§ Layout annotation data

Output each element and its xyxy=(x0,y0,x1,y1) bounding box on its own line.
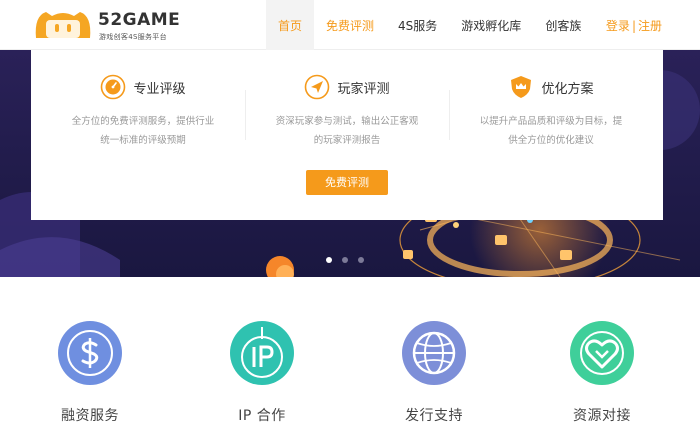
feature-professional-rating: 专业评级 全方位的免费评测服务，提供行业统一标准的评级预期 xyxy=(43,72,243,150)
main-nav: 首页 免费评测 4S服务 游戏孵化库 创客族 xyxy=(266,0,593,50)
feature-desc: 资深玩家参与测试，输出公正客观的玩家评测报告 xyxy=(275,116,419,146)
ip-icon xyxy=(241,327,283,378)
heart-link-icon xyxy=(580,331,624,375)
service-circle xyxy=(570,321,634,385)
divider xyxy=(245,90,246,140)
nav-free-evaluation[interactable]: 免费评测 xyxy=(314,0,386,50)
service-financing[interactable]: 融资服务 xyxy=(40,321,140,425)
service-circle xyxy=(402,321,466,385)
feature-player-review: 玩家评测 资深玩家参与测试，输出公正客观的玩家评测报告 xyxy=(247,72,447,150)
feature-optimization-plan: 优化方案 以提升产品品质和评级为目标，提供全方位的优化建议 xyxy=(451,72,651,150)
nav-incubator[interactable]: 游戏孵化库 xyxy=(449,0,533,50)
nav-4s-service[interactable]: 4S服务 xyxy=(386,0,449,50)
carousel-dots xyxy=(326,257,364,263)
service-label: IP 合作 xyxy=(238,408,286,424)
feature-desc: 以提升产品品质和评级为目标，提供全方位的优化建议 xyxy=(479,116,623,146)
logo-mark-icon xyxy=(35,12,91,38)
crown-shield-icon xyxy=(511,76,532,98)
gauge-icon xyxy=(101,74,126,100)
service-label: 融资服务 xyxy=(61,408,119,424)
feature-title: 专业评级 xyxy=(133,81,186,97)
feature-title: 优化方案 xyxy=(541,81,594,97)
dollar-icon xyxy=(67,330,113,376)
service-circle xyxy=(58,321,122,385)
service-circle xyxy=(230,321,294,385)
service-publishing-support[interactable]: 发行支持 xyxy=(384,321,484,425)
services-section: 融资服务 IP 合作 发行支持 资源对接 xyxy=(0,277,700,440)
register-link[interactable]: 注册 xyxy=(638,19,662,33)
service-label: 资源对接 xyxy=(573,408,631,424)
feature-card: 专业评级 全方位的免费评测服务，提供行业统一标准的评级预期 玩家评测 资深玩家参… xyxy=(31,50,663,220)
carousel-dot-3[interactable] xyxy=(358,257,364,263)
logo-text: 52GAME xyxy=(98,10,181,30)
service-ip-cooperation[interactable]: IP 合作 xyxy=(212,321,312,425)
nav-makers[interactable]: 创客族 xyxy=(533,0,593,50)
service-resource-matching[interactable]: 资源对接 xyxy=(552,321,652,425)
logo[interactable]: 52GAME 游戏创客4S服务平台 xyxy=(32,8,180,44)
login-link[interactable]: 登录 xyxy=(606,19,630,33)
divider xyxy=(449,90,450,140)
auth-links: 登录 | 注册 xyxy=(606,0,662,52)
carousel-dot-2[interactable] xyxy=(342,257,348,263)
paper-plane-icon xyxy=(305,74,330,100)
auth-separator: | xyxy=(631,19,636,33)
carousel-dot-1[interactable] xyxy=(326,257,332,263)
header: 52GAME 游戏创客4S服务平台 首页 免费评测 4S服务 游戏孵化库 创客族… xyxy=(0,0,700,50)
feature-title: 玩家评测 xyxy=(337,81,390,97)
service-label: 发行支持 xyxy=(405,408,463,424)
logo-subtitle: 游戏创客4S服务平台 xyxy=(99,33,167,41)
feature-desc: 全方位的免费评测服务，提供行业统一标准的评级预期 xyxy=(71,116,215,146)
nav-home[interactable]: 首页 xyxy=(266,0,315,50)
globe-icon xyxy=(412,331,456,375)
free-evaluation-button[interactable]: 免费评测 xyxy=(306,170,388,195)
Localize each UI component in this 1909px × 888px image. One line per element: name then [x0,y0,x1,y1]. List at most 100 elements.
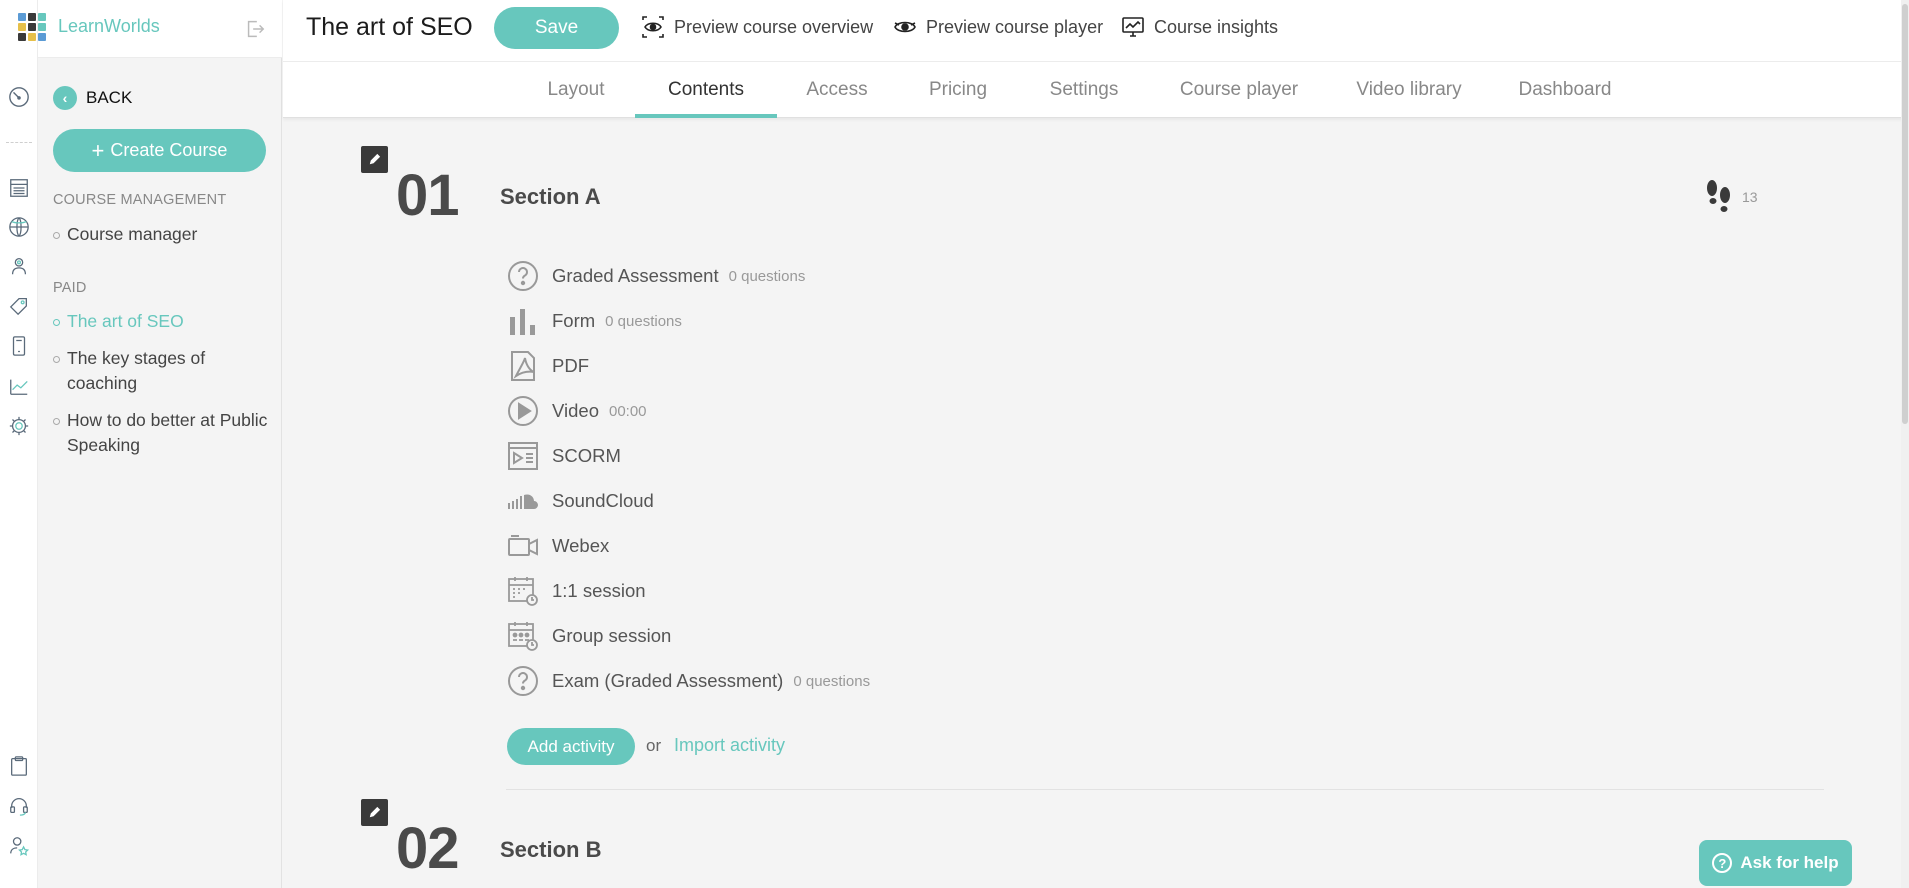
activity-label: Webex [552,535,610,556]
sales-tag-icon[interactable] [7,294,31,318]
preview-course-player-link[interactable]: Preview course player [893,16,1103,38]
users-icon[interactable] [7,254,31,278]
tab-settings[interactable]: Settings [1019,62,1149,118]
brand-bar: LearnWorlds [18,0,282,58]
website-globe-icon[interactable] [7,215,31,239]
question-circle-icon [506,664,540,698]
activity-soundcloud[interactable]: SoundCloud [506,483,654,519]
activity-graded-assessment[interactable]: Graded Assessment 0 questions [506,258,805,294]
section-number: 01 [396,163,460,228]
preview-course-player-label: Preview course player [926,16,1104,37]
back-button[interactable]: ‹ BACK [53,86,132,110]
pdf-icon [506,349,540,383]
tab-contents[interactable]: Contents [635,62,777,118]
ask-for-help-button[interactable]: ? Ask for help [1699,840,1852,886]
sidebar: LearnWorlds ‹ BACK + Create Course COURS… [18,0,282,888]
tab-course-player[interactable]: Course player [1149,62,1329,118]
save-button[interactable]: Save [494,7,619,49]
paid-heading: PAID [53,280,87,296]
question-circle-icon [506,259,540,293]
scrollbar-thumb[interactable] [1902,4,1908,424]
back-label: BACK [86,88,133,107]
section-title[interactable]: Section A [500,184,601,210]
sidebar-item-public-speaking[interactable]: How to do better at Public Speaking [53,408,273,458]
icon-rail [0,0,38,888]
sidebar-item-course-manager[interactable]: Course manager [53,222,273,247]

§ Problem statement
Reproduce the rows from the line containing "feature-professional-rating: 专业评级 全方位的免费评测服务，提供行业统一标准的评级预期" through the line containing "ip-icon xyxy=(241,327,283,378)", including both of those lines.

§ Solution
feature-professional-rating: 专业评级 全方位的免费评测服务，提供行业统一标准的评级预期 xyxy=(43,72,243,150)
main-nav: 首页 免费评测 4S服务 游戏孵化库 创客族 xyxy=(266,0,593,50)
feature-desc: 资深玩家参与测试，输出公正客观的玩家评测报告 xyxy=(275,116,419,146)
ip-icon xyxy=(241,327,283,378)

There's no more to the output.